What the task asks: Please convert the material into a Markdown table with the columns "Row" and "Line", starting at its first line and ending after the line containing "y-tick-label: 120%: [21, 59, 52, 74]". Number each row and leave out any blank lines.

-- start of Extracted records --

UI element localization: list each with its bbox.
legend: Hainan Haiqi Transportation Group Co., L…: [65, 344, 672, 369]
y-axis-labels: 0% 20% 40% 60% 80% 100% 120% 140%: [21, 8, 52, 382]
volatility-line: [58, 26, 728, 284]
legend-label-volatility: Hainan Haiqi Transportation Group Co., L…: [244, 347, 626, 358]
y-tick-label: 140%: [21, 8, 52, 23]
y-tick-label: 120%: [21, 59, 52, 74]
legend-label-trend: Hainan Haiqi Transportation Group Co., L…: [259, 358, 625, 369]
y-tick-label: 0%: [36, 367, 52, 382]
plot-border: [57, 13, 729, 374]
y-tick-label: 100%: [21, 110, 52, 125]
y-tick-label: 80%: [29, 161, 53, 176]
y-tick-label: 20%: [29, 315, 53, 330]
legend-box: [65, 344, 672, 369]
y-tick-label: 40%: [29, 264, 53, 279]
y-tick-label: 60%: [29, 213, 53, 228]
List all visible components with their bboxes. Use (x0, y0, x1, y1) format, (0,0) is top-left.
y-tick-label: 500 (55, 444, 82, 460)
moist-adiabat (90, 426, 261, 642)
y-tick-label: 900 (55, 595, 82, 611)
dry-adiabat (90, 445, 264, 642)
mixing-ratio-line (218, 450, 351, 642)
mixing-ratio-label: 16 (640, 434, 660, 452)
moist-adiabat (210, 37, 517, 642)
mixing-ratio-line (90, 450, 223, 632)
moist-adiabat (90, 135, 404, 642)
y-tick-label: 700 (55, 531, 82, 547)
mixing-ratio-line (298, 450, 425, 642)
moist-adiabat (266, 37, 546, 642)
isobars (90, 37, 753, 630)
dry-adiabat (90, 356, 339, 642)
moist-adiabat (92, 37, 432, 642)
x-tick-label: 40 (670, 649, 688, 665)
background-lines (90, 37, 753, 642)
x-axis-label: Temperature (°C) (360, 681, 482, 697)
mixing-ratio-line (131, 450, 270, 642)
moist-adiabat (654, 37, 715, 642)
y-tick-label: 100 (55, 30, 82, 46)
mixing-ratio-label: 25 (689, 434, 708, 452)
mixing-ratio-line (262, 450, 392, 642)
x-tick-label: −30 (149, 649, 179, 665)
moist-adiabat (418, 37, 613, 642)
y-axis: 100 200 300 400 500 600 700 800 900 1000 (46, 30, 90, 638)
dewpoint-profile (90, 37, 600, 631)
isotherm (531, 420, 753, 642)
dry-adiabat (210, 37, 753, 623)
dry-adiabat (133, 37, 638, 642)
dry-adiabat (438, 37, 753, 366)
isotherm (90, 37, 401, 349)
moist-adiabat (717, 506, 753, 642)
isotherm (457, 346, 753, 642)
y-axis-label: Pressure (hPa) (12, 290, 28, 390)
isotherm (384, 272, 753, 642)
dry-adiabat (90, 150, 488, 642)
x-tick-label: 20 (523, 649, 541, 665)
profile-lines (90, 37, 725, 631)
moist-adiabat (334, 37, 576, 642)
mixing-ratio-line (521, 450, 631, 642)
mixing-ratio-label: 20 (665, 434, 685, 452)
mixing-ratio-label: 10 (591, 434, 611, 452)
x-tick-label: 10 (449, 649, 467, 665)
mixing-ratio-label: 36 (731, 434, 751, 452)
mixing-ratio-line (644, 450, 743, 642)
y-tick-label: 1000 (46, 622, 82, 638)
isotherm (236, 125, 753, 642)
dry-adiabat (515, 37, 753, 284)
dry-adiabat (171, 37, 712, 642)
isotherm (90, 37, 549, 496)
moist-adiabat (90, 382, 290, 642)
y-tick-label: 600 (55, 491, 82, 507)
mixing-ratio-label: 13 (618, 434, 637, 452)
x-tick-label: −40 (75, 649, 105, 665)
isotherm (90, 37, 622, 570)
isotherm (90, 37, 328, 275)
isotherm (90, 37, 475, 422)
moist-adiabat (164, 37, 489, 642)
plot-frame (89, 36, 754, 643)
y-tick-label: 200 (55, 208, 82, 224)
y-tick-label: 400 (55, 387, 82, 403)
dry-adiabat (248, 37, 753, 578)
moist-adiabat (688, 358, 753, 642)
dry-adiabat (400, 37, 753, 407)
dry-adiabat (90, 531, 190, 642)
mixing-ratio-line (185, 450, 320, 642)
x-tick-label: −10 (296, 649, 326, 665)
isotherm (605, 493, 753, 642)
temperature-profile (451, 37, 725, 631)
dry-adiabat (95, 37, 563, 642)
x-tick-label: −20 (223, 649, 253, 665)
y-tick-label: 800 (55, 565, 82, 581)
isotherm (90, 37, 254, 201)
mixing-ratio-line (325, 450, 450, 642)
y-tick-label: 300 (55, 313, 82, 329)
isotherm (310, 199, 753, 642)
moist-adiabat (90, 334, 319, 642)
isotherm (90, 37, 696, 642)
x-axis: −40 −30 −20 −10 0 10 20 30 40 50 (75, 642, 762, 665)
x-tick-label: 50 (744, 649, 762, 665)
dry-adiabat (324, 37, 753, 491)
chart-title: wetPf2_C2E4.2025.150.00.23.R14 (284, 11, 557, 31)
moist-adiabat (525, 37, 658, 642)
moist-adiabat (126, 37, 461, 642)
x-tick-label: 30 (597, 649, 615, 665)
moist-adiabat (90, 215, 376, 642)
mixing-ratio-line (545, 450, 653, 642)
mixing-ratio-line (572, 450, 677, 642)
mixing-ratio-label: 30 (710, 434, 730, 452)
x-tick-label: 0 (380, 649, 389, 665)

-- end of Extracted records --

Exercise output:
| Row | Line |
|---|---|
| 1 | UI element localization: list each with its bbox. |
| 2 | legend: Hainan Haiqi Transportation Group Co., L…: [65, 344, 672, 369] |
| 3 | y-axis-labels: 0% 20% 40% 60% 80% 100% 120% 140%: [21, 8, 52, 382] |
| 4 | volatility-line: [58, 26, 728, 284] |
| 5 | legend-label-volatility: Hainan Haiqi Transportation Group Co., L…: [244, 347, 626, 358] |
| 6 | y-tick-label: 140%: [21, 8, 52, 23] |
| 7 | y-tick-label: 120%: [21, 59, 52, 74] |